━━ SOURCE TEXT

Indexed As: R. v. Plant (R.S.)

Supreme Court of Canada

Lamer, C.J.C., La Forest, Sopinka,

Gonthier, Cory, McLachlin

and Iacobucci, JJ.

September 30, 1993.

Summary:

Police received a tip from an anonymous informant that marijuana was being grown in a certain house. Police located the house, noted its civic address and conducted a warrantless perimeter search. They then did a computer search of the city’s utility main­frame and discovered the accused’s residence used four times the average amount of elec­tricity. Increased electricity use was consist­ent with a hydroponic marijuana growing operation. Police then obtained a search warrant, conducted a reasonable search and discovered marijuana seedlings. The accused was convicted of unlawfully cultivating a narcotic contrary to s. 6(1) of the Narcotic Control Act. The accused appealed, claiming violation of his right to be secure against unreasonable search and seizure (Charter, s. 8).

The Alberta Court of Appeal, in a judg­ment reported 116 A.R. 1, dismissed the appeal. The court stated that the warrantless perimeter search under s. 10 of the Narcotic Control Act was lawful, the computer search of utility bills did not violate s. 8 of the Charter, the search warrant was valid and the evidence obtained was, accordingly, admis­sible. Alternatively, if there was a violation of s. 8 of the Charter, the court stated that the evidence obtained would not be excluded under s. 24(2) of the Charter. The accused appealed.

The Supreme Court of Canada dismissed the appeal. The court held that the warrantless perimeter search violated s. 8 of the Charter and that evidence was not to be considered in determining whether there were reasonable and probable grounds to issue a search warrant. The search of the computerized utility records did not violate s. 8, accordingly, the informant’s tip and the electricity usage constituted reasonable and probable grounds to issue a search warrant. The court stated that the evidence obtained following the perimeter search in violation of s. 8 would not be excluded under s. 24(2) of the Charter.

━━━━

» **TASKS TO PERFORM**:
a) In the case summary, turn the paragraph beginning "The Alberta Court of Appeal" into a short list that keeps its main facts.
b) Set down the part of the case summary that begins at the words "and Iacobucci, JJ." and ends after the words "(Charter, s. 8).", word for word.

━━ DATA EXTRACT

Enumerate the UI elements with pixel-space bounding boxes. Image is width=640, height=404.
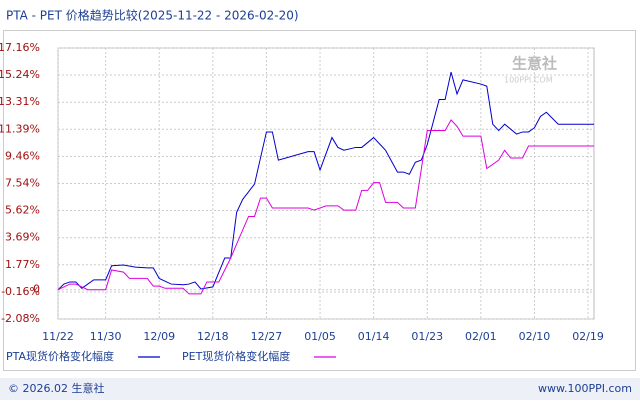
x-tick-label: 02/01 [465,330,497,343]
watermark: 生意社 [512,55,557,73]
y-tick-label: 9.46% [5,149,40,162]
x-tick-label: 11/22 [42,330,74,343]
series-line [57,71,594,291]
y-tick-label: 7.54% [5,177,40,190]
y-tick-label: 3.69% [5,231,40,244]
watermark-sub: 100PPI.COM [504,76,553,85]
x-tick-label: 12/09 [143,330,175,343]
y-tick-label: -2.08% [1,312,40,325]
y-tick-label: 15.24% [0,68,40,81]
y-tick-label: 0 [33,283,40,296]
y-tick-label: 17.16% [0,41,40,54]
chart-title: PTA - PET 价格趋势比较(2025-11-22 - 2026-02-20… [6,8,299,23]
y-tick-label: 13.31% [0,95,40,108]
chart-frame [3,30,636,371]
x-tick-label: 01/23 [411,330,443,343]
legend-label: PTA现货价格变化幅度 [6,349,114,363]
x-tick-label: 02/19 [572,330,604,343]
x-tick-label: 01/05 [304,330,336,343]
x-tick-label: 12/18 [197,330,229,343]
x-tick-label: 01/14 [358,330,390,343]
x-tick-label: 11/30 [90,330,122,343]
footer-right: www.100PPI.com [538,382,632,395]
series-line [57,119,594,295]
x-tick-label: 12/27 [251,330,283,343]
footer-band [0,378,640,400]
y-tick-label: 5.62% [5,204,40,217]
footer-left: © 2026.02 生意社 [8,381,104,395]
legend-label: PET现货价格变化幅度 [182,349,290,363]
y-tick-label: 11.39% [0,122,40,135]
y-tick-label: -0.16% [1,285,40,298]
y-tick-label: 1.77% [5,258,40,271]
x-tick-label: 02/10 [519,330,551,343]
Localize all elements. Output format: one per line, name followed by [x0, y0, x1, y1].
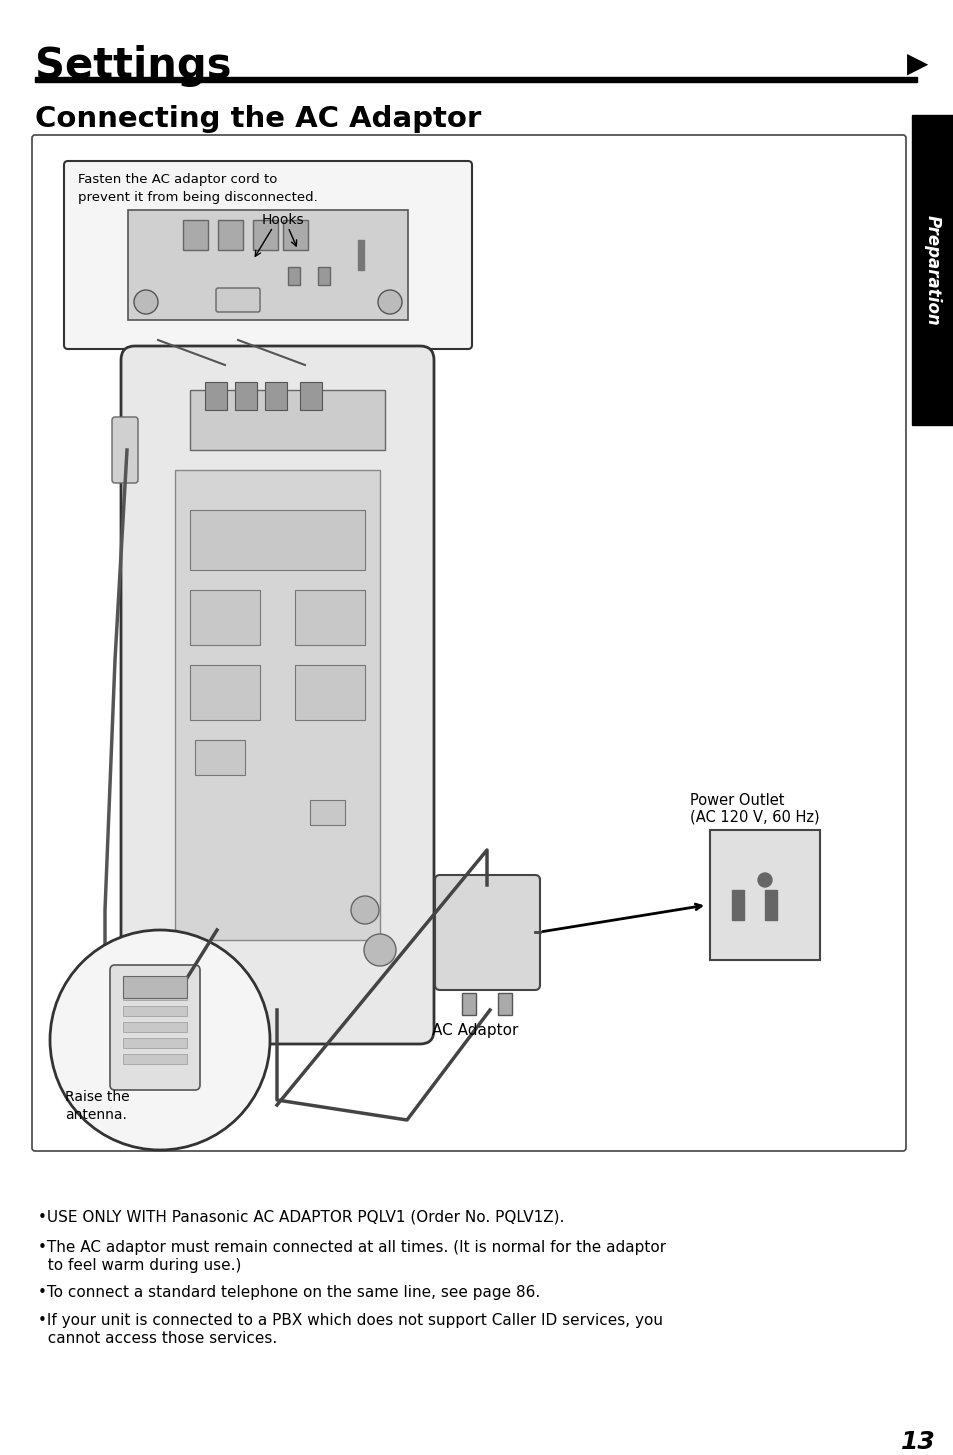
- Circle shape: [351, 896, 378, 924]
- Text: ▶: ▶: [906, 49, 927, 79]
- Bar: [194, 741, 245, 776]
- Circle shape: [133, 290, 158, 314]
- FancyBboxPatch shape: [215, 288, 260, 311]
- Bar: [283, 220, 308, 250]
- Bar: [294, 665, 365, 720]
- Bar: [357, 240, 364, 271]
- Bar: [190, 511, 365, 570]
- Bar: [299, 383, 322, 410]
- Bar: [461, 992, 476, 1016]
- Bar: [183, 220, 208, 250]
- Bar: [123, 1005, 187, 1016]
- Bar: [731, 890, 743, 920]
- Bar: [123, 1053, 187, 1064]
- Text: 13: 13: [900, 1430, 934, 1454]
- Bar: [123, 1037, 187, 1048]
- FancyBboxPatch shape: [64, 162, 472, 349]
- Bar: [253, 220, 277, 250]
- FancyBboxPatch shape: [112, 418, 138, 483]
- Bar: [310, 800, 345, 825]
- Circle shape: [364, 934, 395, 966]
- Bar: [123, 976, 187, 998]
- Bar: [497, 992, 512, 1016]
- Bar: [174, 470, 379, 940]
- Bar: [190, 589, 260, 645]
- Text: AC Adaptor: AC Adaptor: [432, 1023, 517, 1037]
- FancyBboxPatch shape: [32, 135, 905, 1151]
- Bar: [288, 268, 299, 285]
- Text: •To connect a standard telephone on the same line, see page 86.: •To connect a standard telephone on the …: [38, 1285, 539, 1299]
- FancyBboxPatch shape: [121, 346, 434, 1045]
- Text: Connecting the AC Adaptor: Connecting the AC Adaptor: [35, 105, 480, 132]
- Bar: [190, 665, 260, 720]
- Text: Hooks: Hooks: [261, 212, 304, 227]
- Bar: [123, 1021, 187, 1032]
- Bar: [294, 589, 365, 645]
- Bar: [317, 268, 330, 285]
- Circle shape: [50, 930, 270, 1149]
- Text: Raise the: Raise the: [65, 1090, 130, 1104]
- FancyBboxPatch shape: [110, 965, 200, 1090]
- Text: •USE ONLY WITH Panasonic AC ADAPTOR PQLV1 (Order No. PQLV1Z).: •USE ONLY WITH Panasonic AC ADAPTOR PQLV…: [38, 1211, 564, 1225]
- Bar: [764, 890, 776, 920]
- Bar: [123, 989, 187, 1000]
- Bar: [265, 383, 287, 410]
- Circle shape: [758, 873, 771, 888]
- Bar: [911, 115, 953, 425]
- Text: •The AC adaptor must remain connected at all times. (It is normal for the adapto: •The AC adaptor must remain connected at…: [38, 1240, 665, 1256]
- Bar: [35, 77, 916, 81]
- Text: Power Outlet
(AC 120 V, 60 Hz): Power Outlet (AC 120 V, 60 Hz): [689, 793, 819, 825]
- Text: to feel warm during use.): to feel warm during use.): [38, 1259, 241, 1273]
- Text: Preparation: Preparation: [923, 215, 941, 326]
- Circle shape: [377, 290, 401, 314]
- Text: •If your unit is connected to a PBX which does not support Caller ID services, y: •If your unit is connected to a PBX whic…: [38, 1312, 662, 1328]
- Text: Fasten the AC adaptor cord to: Fasten the AC adaptor cord to: [78, 173, 277, 186]
- Bar: [190, 390, 385, 450]
- Text: antenna.: antenna.: [65, 1109, 127, 1122]
- Text: prevent it from being disconnected.: prevent it from being disconnected.: [78, 191, 317, 204]
- Bar: [709, 829, 820, 960]
- Bar: [128, 210, 408, 320]
- Text: cannot access those services.: cannot access those services.: [38, 1331, 277, 1346]
- Bar: [218, 220, 243, 250]
- Bar: [234, 383, 256, 410]
- Bar: [205, 383, 227, 410]
- Circle shape: [159, 934, 191, 966]
- Text: Settings: Settings: [35, 45, 232, 87]
- FancyBboxPatch shape: [435, 874, 539, 989]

━━━━

» **EXERCISE RESULTS**:
a)
- The Alberta Court of Appeal dismissed the appeal (reported 116 A.R. 1).
- It held that the warrantless perimeter search under s. 10 of the Narcotic Control Act was lawful.
- It held that the computer search of utility bills did not violate s. 8 of the Charter.
- It found the search warrant valid and the evidence admissible.
- It added that even if s. 8 had been violated, the evidence would not be excluded under s. 24(2) of the Charter.
- The accused appealed again.

b)
and Iacobucci, JJ.

September 30, 1993.

Summary:

Police received a tip from an anonymous informant that marijuana was being grown in a certain house. Police located the house, noted its civic address and conducted a warrantless perimeter search. They then did a computer search of the city’s utility main­frame and discovered the accused’s residence used four times the average amount of elec­tricity. Increased electricity use was consist­ent with a hydroponic marijuana growing operation. Police then obtained a search warrant, conducted a reasonable search and discovered marijuana seedlings. The accused was convicted of unlawfully cultivating a narcotic contrary to s. 6(1) of the Narcotic Control Act. The accused appealed, claiming violation of his right to be secure against unreasonable search and seizure (Charter, s. 8).